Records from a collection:
■ ■ ■ ■ ■ ■ ■

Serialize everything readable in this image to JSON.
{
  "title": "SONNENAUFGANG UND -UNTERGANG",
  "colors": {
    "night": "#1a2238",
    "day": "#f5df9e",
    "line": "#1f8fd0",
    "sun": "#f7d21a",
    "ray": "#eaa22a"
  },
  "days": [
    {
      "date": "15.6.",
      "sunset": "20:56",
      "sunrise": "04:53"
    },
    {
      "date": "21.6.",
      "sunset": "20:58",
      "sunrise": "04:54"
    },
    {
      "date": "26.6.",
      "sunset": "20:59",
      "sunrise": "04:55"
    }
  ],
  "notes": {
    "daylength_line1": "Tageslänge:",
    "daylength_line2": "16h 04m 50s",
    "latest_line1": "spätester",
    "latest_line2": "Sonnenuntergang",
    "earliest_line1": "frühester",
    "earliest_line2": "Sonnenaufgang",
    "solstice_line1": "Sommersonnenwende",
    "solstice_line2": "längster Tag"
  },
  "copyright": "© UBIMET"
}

■ ■ ■ ■ ■ ■ ■

What the task requires
Report how many lines of the entries hold the string "sunset". Provide the number alone.

Full answer
3